■ Supplied information ■

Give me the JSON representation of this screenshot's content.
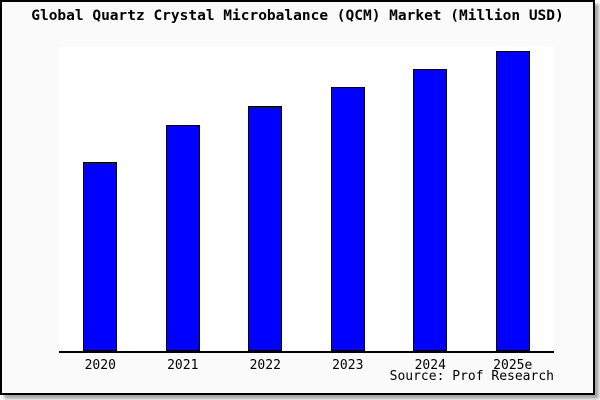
{
  "title": "Global Quartz Crystal Microbalance (QCM) Market (Million USD)",
  "source_credit": "Source: Prof Research",
  "colors": {
    "bar_fill": "#0000ff",
    "bar_border": "#000000",
    "canvas_background": "#fafafa",
    "plot_background": "#ffffff",
    "axis_line": "#000000",
    "frame_border": "#000000",
    "text": "#000000"
  },
  "chart_data": {
    "type": "bar",
    "title": "Global Quartz Crystal Microbalance (QCM) Market (Million USD)",
    "categories": [
      "2020",
      "2021",
      "2022",
      "2023",
      "2024",
      "2025e"
    ],
    "values": [
      63,
      75.3,
      81.7,
      88,
      94,
      100
    ],
    "value_scale": "relative bar heights, tallest bar (2025e) = 100; chart shows no y-axis scale",
    "xlabel": "",
    "ylabel": "",
    "ylim": [
      0,
      100
    ],
    "grid": false,
    "legend": "none",
    "y_axis_visible": false,
    "source": "Source: Prof Research"
  }
}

■ What you need to do ■
Go through the listing above and locate each line that holds the word "Market". Copy those lines.

■ Result of the task ■
  "title": "Global Quartz Crystal Microbalance (QCM) Market (Million USD)",
    "title": "Global Quartz Crystal Microbalance (QCM) Market (Million USD)",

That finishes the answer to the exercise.